Exercise aim | Copy each line with the word "MESH" in it.

Data to use |

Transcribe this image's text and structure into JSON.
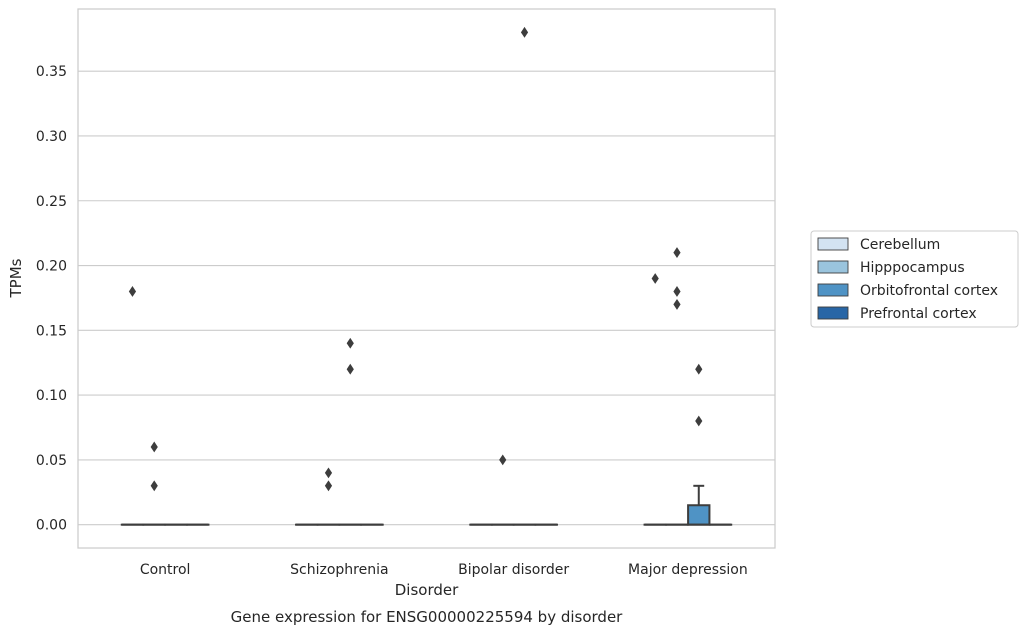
{
  "chart_data": {
    "type": "box",
    "title": "Gene expression for ENSG00000225594 by disorder",
    "xlabel": "Disorder",
    "ylabel": "TPMs",
    "ylim": [
      -0.018,
      0.398
    ],
    "yticks": [
      "0.00",
      "0.05",
      "0.10",
      "0.15",
      "0.20",
      "0.25",
      "0.30",
      "0.35"
    ],
    "grid": "horizontal",
    "legend_position": "right",
    "categories": [
      "Control",
      "Schizophrenia",
      "Bipolar disorder",
      "Major depression"
    ],
    "series": [
      {
        "name": "Cerebellum",
        "color": "#d3e3f2"
      },
      {
        "name": "Hipppocampus",
        "color": "#9ac4dd"
      },
      {
        "name": "Orbitofrontal cortex",
        "color": "#4f93c5"
      },
      {
        "name": "Prefrontal cortex",
        "color": "#2866a6"
      }
    ],
    "boxes": [
      {
        "category": "Control",
        "series": "Cerebellum",
        "q1": 0,
        "median": 0,
        "q3": 0,
        "whislo": 0,
        "whishi": 0
      },
      {
        "category": "Control",
        "series": "Hipppocampus",
        "q1": 0,
        "median": 0,
        "q3": 0,
        "whislo": 0,
        "whishi": 0
      },
      {
        "category": "Control",
        "series": "Orbitofrontal cortex",
        "q1": 0,
        "median": 0,
        "q3": 0,
        "whislo": 0,
        "whishi": 0
      },
      {
        "category": "Control",
        "series": "Prefrontal cortex",
        "q1": 0,
        "median": 0,
        "q3": 0,
        "whislo": 0,
        "whishi": 0
      },
      {
        "category": "Schizophrenia",
        "series": "Cerebellum",
        "q1": 0,
        "median": 0,
        "q3": 0,
        "whislo": 0,
        "whishi": 0
      },
      {
        "category": "Schizophrenia",
        "series": "Hipppocampus",
        "q1": 0,
        "median": 0,
        "q3": 0,
        "whislo": 0,
        "whishi": 0
      },
      {
        "category": "Schizophrenia",
        "series": "Orbitofrontal cortex",
        "q1": 0,
        "median": 0,
        "q3": 0,
        "whislo": 0,
        "whishi": 0
      },
      {
        "category": "Schizophrenia",
        "series": "Prefrontal cortex",
        "q1": 0,
        "median": 0,
        "q3": 0,
        "whislo": 0,
        "whishi": 0
      },
      {
        "category": "Bipolar disorder",
        "series": "Cerebellum",
        "q1": 0,
        "median": 0,
        "q3": 0,
        "whislo": 0,
        "whishi": 0
      },
      {
        "category": "Bipolar disorder",
        "series": "Hipppocampus",
        "q1": 0,
        "median": 0,
        "q3": 0,
        "whislo": 0,
        "whishi": 0
      },
      {
        "category": "Bipolar disorder",
        "series": "Orbitofrontal cortex",
        "q1": 0,
        "median": 0,
        "q3": 0,
        "whislo": 0,
        "whishi": 0
      },
      {
        "category": "Bipolar disorder",
        "series": "Prefrontal cortex",
        "q1": 0,
        "median": 0,
        "q3": 0,
        "whislo": 0,
        "whishi": 0
      },
      {
        "category": "Major depression",
        "series": "Cerebellum",
        "q1": 0,
        "median": 0,
        "q3": 0,
        "whislo": 0,
        "whishi": 0
      },
      {
        "category": "Major depression",
        "series": "Hipppocampus",
        "q1": 0,
        "median": 0,
        "q3": 0,
        "whislo": 0,
        "whishi": 0
      },
      {
        "category": "Major depression",
        "series": "Orbitofrontal cortex",
        "q1": 0,
        "median": 0,
        "q3": 0.015,
        "whislo": 0,
        "whishi": 0.03
      },
      {
        "category": "Major depression",
        "series": "Prefrontal cortex",
        "q1": 0,
        "median": 0,
        "q3": 0,
        "whislo": 0,
        "whishi": 0
      }
    ],
    "outliers": [
      {
        "category": "Control",
        "series": "Cerebellum",
        "values": [
          0.18
        ]
      },
      {
        "category": "Control",
        "series": "Hipppocampus",
        "values": [
          0.06,
          0.03
        ]
      },
      {
        "category": "Schizophrenia",
        "series": "Hipppocampus",
        "values": [
          0.04,
          0.03
        ]
      },
      {
        "category": "Schizophrenia",
        "series": "Orbitofrontal cortex",
        "values": [
          0.14,
          0.12
        ]
      },
      {
        "category": "Bipolar disorder",
        "series": "Hipppocampus",
        "values": [
          0.05
        ]
      },
      {
        "category": "Bipolar disorder",
        "series": "Orbitofrontal cortex",
        "values": [
          0.38
        ]
      },
      {
        "category": "Major depression",
        "series": "Cerebellum",
        "values": [
          0.19
        ]
      },
      {
        "category": "Major depression",
        "series": "Hipppocampus",
        "values": [
          0.21,
          0.18,
          0.17
        ]
      },
      {
        "category": "Major depression",
        "series": "Orbitofrontal cortex",
        "values": [
          0.12,
          0.08
        ]
      }
    ]
  }
}
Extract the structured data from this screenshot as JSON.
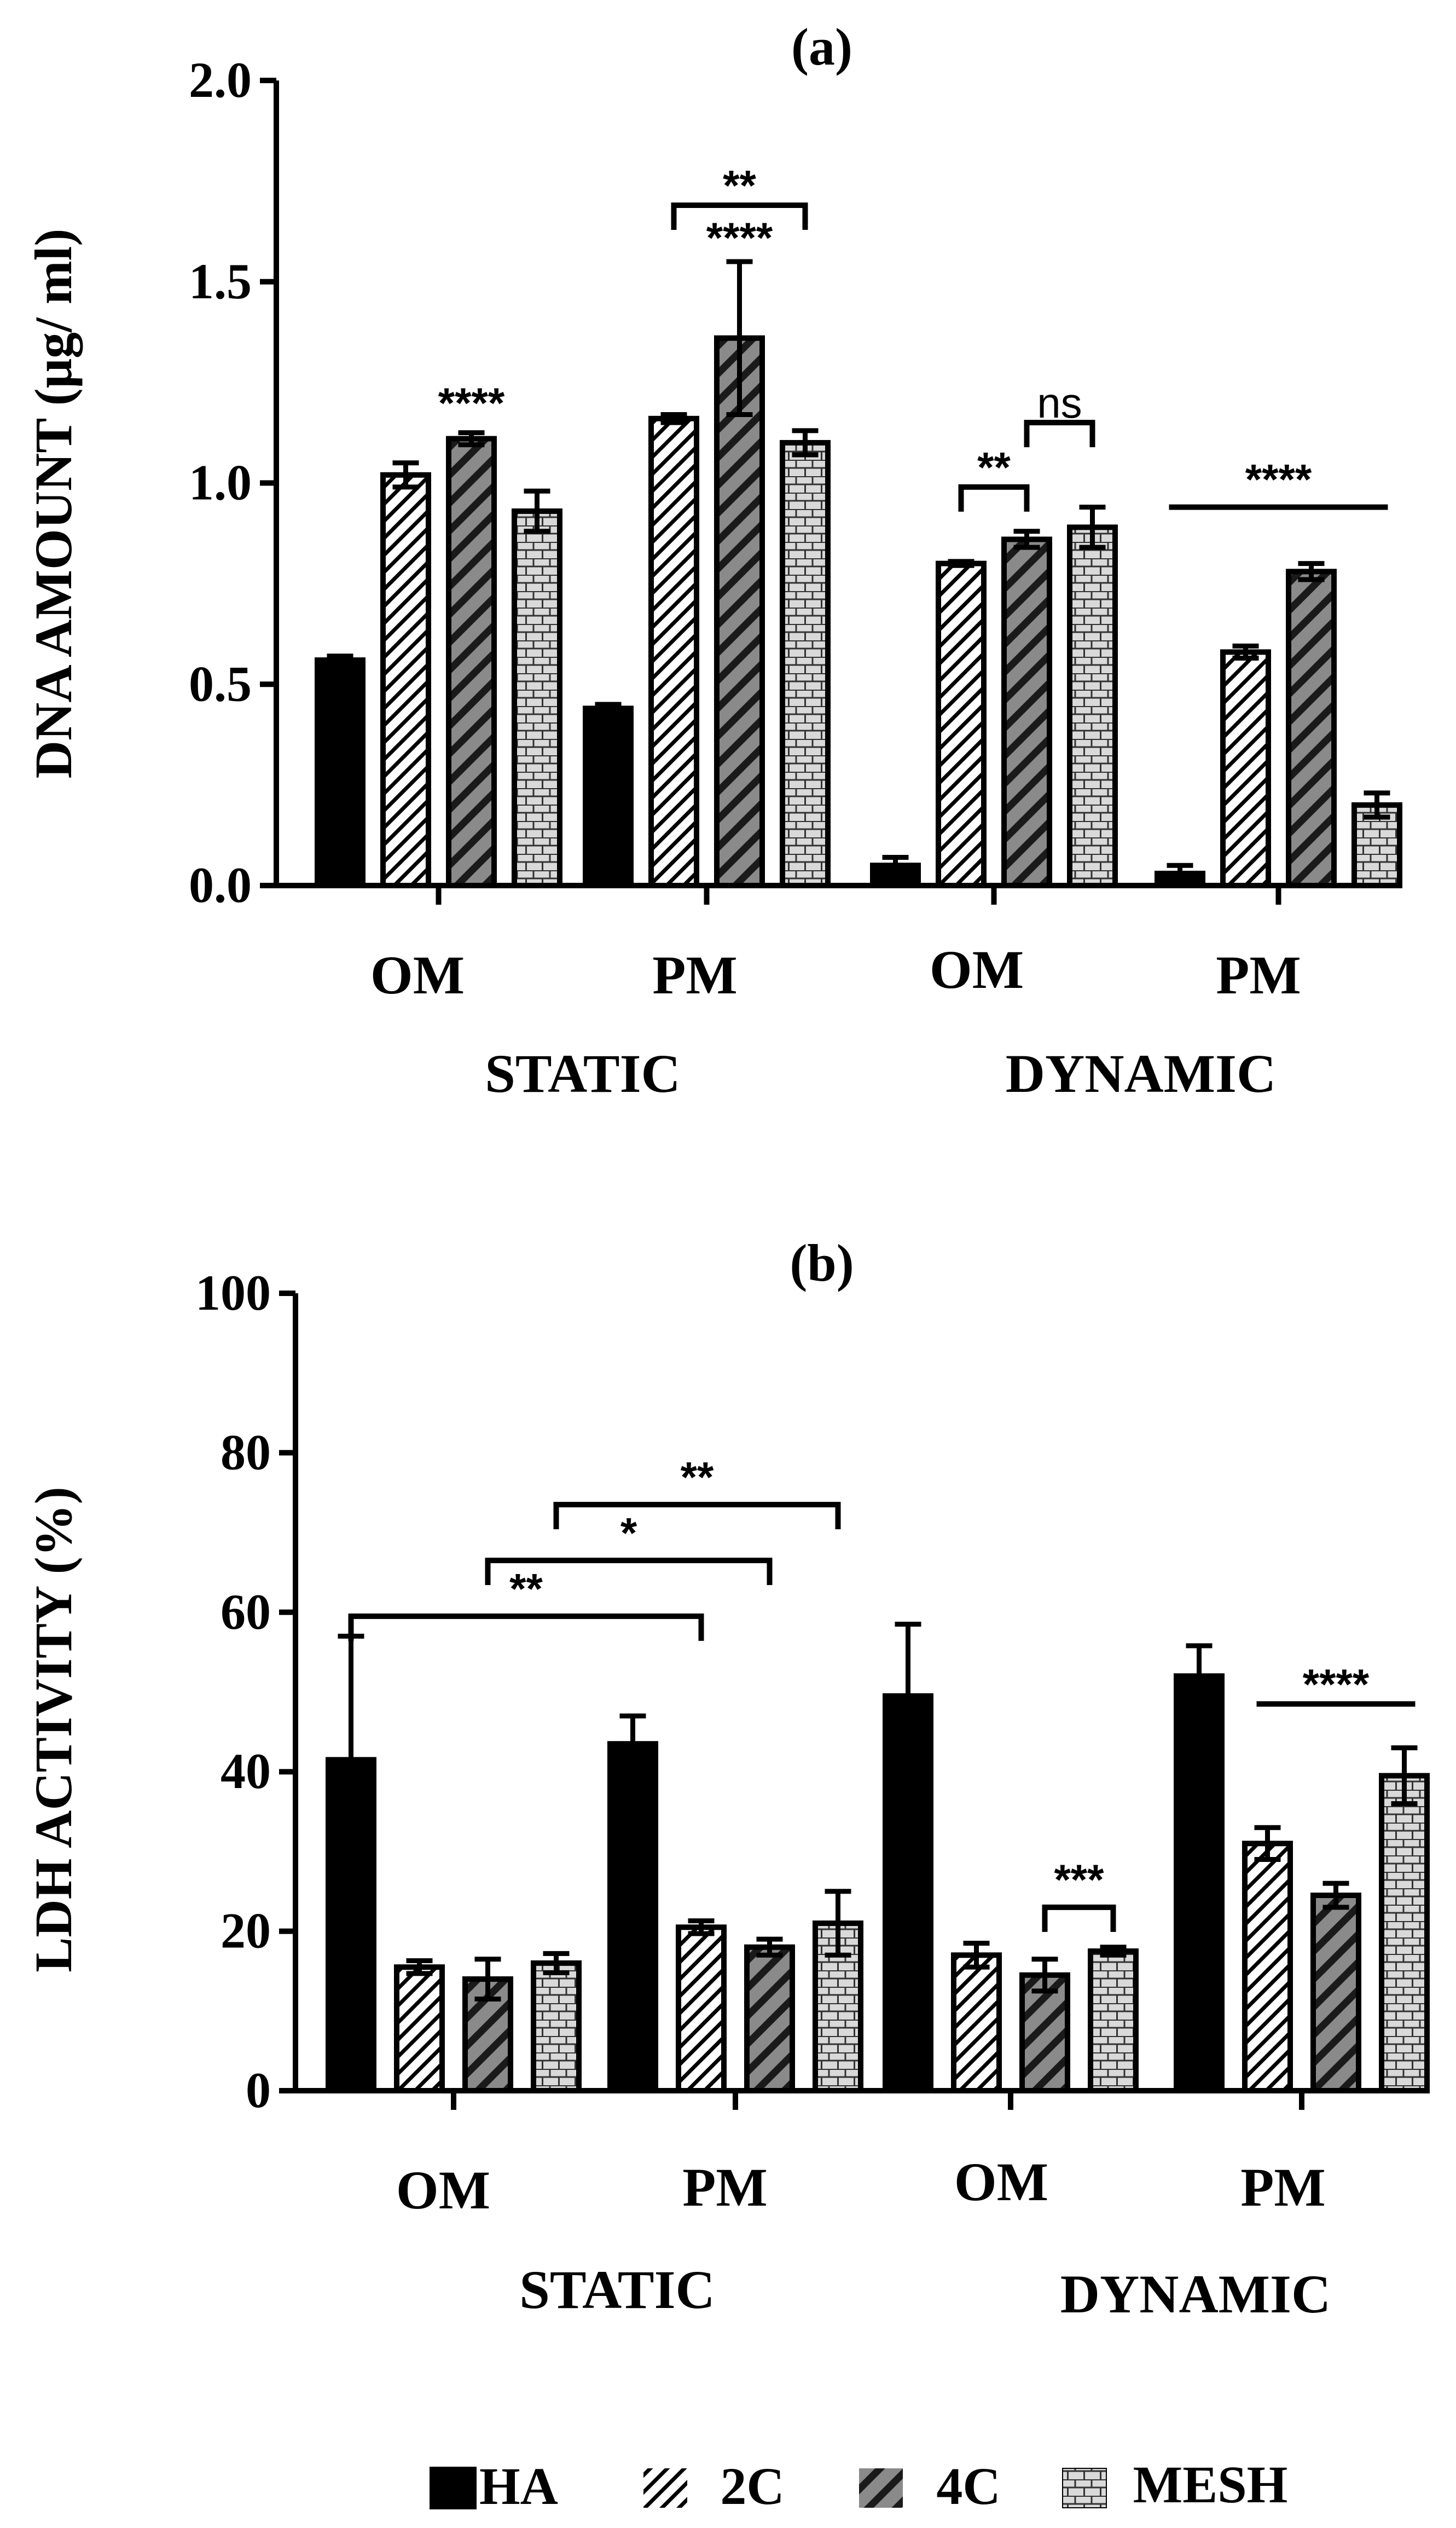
{
  "legend": [
    {
      "key": "HA",
      "label": "HA",
      "pattern": "solid"
    },
    {
      "key": "2C",
      "label": "2C",
      "pattern": "diag-fine"
    },
    {
      "key": "4C",
      "label": "4C",
      "pattern": "diag-gray"
    },
    {
      "key": "MESH",
      "label": "MESH",
      "pattern": "brick"
    }
  ],
  "colors": {
    "bar_stroke": "#000000",
    "solid": "#000000",
    "gray_fill": "#8a8a8a",
    "brick_fill": "#d9d9d9",
    "background": "#ffffff"
  },
  "chart_data": [
    {
      "type": "bar",
      "title": "(a)",
      "xlabel": "",
      "ylabel": "DNA AMOUNT (μg/ ml)",
      "ylim": [
        0,
        2.0
      ],
      "yticks": [
        "0.0",
        "0.5",
        "1.0",
        "1.5",
        "2.0"
      ],
      "categories": [
        "OM",
        "PM",
        "OM",
        "PM"
      ],
      "groups": [
        "STATIC",
        "DYNAMIC"
      ],
      "series": [
        {
          "name": "HA",
          "values": [
            0.56,
            0.44,
            0.05,
            0.03
          ],
          "errors": [
            0.01,
            0.01,
            0.02,
            0.02
          ]
        },
        {
          "name": "2C",
          "values": [
            1.02,
            1.16,
            0.8,
            0.58
          ],
          "errors": [
            0.03,
            0.01,
            0.005,
            0.015
          ]
        },
        {
          "name": "4C",
          "values": [
            1.11,
            1.36,
            0.86,
            0.78
          ],
          "errors": [
            0.015,
            0.19,
            0.02,
            0.02
          ]
        },
        {
          "name": "MESH",
          "values": [
            0.93,
            1.1,
            0.89,
            0.2
          ],
          "errors": [
            0.05,
            0.03,
            0.05,
            0.03
          ]
        }
      ],
      "annotations": [
        {
          "text": "****",
          "kind": "label",
          "cat": 0,
          "series": 2,
          "y": 1.19
        },
        {
          "text": "**",
          "kind": "bracket",
          "from": [
            1,
            1
          ],
          "to": [
            1,
            3
          ],
          "y": 1.69,
          "label_y": 1.73
        },
        {
          "text": "****",
          "kind": "label",
          "cat": 1,
          "series": 2,
          "y": 1.6
        },
        {
          "text": "**",
          "kind": "bracket",
          "from": [
            2,
            1
          ],
          "to": [
            2,
            2
          ],
          "y": 0.99,
          "label_y": 1.03
        },
        {
          "text": "ns",
          "kind": "bracket",
          "from": [
            2,
            2
          ],
          "to": [
            2,
            3
          ],
          "y": 1.15,
          "label_y": 1.19
        },
        {
          "text": "****",
          "kind": "line",
          "from": [
            3,
            0
          ],
          "to": [
            3,
            3
          ],
          "y": 0.94,
          "label_y": 1.0
        }
      ]
    },
    {
      "type": "bar",
      "title": "(b)",
      "xlabel": "",
      "ylabel": "LDH ACTIVITY (%)",
      "ylim": [
        0,
        100
      ],
      "yticks": [
        "0",
        "20",
        "40",
        "60",
        "80",
        "100"
      ],
      "categories": [
        "OM",
        "PM",
        "OM",
        "PM"
      ],
      "groups": [
        "STATIC",
        "DYNAMIC"
      ],
      "series": [
        {
          "name": "HA",
          "values": [
            41.5,
            43.5,
            49.5,
            52
          ],
          "errors": [
            15.5,
            3.5,
            9,
            3.8
          ]
        },
        {
          "name": "2C",
          "values": [
            15.5,
            20.5,
            17,
            31
          ],
          "errors": [
            0.8,
            0.8,
            1.5,
            2
          ]
        },
        {
          "name": "4C",
          "values": [
            14,
            18,
            14.5,
            24.5
          ],
          "errors": [
            2.5,
            1,
            2,
            1.5
          ]
        },
        {
          "name": "MESH",
          "values": [
            16,
            21,
            17.5,
            39.5
          ],
          "errors": [
            1.2,
            4,
            0.5,
            3.5
          ]
        }
      ],
      "annotations": [
        {
          "text": "**",
          "kind": "bracket",
          "from": [
            0,
            0
          ],
          "to": [
            1,
            1
          ],
          "y": 59.5,
          "label_y": 62.5
        },
        {
          "text": "*",
          "kind": "bracket",
          "from": [
            0,
            2
          ],
          "to": [
            1,
            2
          ],
          "y": 66.5,
          "label_y": 69.5
        },
        {
          "text": "**",
          "kind": "bracket",
          "from": [
            0,
            3
          ],
          "to": [
            1,
            3
          ],
          "y": 73.5,
          "label_y": 76.5
        },
        {
          "text": "***",
          "kind": "bracket",
          "from": [
            2,
            2
          ],
          "to": [
            2,
            3
          ],
          "y": 23,
          "label_y": 26
        },
        {
          "text": "****",
          "kind": "line",
          "from": [
            3,
            1
          ],
          "to": [
            3,
            3
          ],
          "y": 48.5,
          "label_y": 50.5
        }
      ]
    }
  ]
}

Answer to the exercise |
      "key": "MESH",
      "label": "MESH",
          "name": "MESH",
          "name": "MESH",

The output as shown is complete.